** Start of DATA ENTRIES **

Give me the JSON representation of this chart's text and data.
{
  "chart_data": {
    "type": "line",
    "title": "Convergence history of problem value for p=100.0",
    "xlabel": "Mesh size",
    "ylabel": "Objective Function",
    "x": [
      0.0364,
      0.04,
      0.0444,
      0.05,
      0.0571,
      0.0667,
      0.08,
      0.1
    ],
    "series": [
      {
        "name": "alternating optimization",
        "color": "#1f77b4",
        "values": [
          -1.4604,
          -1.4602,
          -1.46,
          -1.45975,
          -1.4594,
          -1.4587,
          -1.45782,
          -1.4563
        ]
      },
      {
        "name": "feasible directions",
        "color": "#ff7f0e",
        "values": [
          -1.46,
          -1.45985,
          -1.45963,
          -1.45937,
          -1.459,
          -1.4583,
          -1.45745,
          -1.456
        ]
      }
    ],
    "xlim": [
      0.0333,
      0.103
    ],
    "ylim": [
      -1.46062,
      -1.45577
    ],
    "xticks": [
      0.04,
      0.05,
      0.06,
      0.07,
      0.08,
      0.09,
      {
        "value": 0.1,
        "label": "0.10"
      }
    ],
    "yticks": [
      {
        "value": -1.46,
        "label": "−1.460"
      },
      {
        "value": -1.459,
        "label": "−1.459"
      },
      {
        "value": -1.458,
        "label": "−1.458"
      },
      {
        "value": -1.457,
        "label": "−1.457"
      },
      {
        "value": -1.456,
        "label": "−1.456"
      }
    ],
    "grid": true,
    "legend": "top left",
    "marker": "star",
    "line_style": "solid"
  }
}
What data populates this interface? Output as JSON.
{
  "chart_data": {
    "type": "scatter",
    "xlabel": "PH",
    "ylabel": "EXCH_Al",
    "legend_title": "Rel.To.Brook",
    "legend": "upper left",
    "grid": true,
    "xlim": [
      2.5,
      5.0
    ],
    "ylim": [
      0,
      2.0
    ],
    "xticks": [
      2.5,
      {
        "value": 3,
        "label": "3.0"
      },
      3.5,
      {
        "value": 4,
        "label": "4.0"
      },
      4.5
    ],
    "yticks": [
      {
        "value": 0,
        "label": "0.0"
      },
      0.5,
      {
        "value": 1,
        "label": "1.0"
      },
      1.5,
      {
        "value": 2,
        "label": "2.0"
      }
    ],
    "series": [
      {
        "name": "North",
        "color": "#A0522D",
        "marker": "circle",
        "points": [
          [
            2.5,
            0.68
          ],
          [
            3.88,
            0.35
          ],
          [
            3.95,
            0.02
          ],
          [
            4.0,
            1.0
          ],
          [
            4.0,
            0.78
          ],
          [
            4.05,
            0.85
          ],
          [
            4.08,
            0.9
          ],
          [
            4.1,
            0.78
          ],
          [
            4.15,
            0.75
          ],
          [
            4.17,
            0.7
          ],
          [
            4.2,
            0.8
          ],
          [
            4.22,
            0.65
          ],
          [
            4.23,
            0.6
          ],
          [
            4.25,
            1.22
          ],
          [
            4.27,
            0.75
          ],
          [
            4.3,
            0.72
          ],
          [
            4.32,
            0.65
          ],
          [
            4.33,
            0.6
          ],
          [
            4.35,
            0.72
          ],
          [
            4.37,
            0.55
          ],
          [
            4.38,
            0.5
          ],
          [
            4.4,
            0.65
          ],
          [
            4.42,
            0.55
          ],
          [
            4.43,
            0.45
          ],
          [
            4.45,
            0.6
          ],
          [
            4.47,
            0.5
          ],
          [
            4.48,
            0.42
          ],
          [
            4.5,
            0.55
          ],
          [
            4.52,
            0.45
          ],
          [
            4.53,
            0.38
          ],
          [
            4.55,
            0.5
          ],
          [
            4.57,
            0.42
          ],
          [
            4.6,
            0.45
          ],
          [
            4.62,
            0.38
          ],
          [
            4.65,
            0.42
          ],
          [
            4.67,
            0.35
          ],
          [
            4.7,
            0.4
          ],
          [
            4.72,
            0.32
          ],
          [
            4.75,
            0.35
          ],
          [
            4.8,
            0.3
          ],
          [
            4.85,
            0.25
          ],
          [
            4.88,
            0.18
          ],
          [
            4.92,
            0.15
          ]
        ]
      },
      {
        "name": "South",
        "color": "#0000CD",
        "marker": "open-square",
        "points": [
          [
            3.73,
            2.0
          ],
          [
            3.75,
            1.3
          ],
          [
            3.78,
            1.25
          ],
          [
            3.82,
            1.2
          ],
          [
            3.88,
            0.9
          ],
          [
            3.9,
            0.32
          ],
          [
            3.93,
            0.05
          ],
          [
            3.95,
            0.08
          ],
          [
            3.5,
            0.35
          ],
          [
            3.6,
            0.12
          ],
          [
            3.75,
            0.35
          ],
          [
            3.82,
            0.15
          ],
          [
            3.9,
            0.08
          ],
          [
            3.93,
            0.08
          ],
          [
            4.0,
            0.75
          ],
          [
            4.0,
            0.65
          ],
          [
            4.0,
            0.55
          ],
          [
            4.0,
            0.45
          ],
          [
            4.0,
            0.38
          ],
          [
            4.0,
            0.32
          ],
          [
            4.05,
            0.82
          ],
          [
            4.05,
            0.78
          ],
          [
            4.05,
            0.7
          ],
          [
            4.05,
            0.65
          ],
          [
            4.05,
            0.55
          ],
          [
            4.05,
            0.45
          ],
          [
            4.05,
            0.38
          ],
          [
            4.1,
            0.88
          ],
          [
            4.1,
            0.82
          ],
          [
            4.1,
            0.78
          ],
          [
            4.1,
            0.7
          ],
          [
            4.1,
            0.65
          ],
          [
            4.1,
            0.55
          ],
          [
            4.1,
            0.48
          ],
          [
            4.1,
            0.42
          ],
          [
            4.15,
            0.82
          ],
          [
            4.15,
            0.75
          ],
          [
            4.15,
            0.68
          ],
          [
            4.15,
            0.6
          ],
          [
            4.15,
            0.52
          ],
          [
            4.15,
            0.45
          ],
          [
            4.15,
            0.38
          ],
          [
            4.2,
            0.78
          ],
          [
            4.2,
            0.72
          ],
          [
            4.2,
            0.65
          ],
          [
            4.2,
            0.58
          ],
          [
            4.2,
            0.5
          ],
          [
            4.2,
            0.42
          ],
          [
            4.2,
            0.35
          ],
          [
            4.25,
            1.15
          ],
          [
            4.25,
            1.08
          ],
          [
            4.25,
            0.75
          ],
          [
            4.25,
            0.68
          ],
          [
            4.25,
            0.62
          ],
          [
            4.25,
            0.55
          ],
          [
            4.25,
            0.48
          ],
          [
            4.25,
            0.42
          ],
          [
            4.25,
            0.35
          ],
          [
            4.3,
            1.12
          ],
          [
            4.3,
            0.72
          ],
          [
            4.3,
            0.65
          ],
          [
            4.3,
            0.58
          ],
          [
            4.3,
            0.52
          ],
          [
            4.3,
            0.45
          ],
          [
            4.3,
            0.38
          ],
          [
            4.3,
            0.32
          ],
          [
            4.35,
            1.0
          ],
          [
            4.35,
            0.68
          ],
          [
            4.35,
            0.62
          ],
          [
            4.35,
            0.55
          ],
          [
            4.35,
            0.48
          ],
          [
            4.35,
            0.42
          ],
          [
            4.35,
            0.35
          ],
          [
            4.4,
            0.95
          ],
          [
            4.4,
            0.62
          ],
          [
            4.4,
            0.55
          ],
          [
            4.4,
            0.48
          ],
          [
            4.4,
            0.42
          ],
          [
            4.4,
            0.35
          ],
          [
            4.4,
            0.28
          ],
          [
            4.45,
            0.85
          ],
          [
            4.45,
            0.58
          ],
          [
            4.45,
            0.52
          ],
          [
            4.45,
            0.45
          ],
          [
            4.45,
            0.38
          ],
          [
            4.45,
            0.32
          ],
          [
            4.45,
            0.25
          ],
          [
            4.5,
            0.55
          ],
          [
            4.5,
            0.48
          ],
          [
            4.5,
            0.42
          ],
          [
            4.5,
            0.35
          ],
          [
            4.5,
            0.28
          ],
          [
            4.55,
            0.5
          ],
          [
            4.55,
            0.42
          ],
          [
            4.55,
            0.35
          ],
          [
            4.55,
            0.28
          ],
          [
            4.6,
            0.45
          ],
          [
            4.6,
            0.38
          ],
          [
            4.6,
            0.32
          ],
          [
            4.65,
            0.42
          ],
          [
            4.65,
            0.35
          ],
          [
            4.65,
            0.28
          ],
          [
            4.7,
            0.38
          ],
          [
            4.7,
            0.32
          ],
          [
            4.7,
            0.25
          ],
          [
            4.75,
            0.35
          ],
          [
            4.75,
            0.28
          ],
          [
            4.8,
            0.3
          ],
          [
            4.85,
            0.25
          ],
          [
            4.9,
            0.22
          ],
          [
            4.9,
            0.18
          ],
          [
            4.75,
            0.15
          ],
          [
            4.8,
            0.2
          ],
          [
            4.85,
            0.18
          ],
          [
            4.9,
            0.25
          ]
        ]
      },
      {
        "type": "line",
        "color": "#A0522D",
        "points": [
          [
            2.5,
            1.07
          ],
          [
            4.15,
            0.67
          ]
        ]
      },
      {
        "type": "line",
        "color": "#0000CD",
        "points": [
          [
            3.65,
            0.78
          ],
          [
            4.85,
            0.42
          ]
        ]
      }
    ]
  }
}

** End of DATA ENTRIES **

WHAT TO DO -
Tell how many lines in the records above contain "JSON", giving the number and no other words.

FINAL ANSWER -
2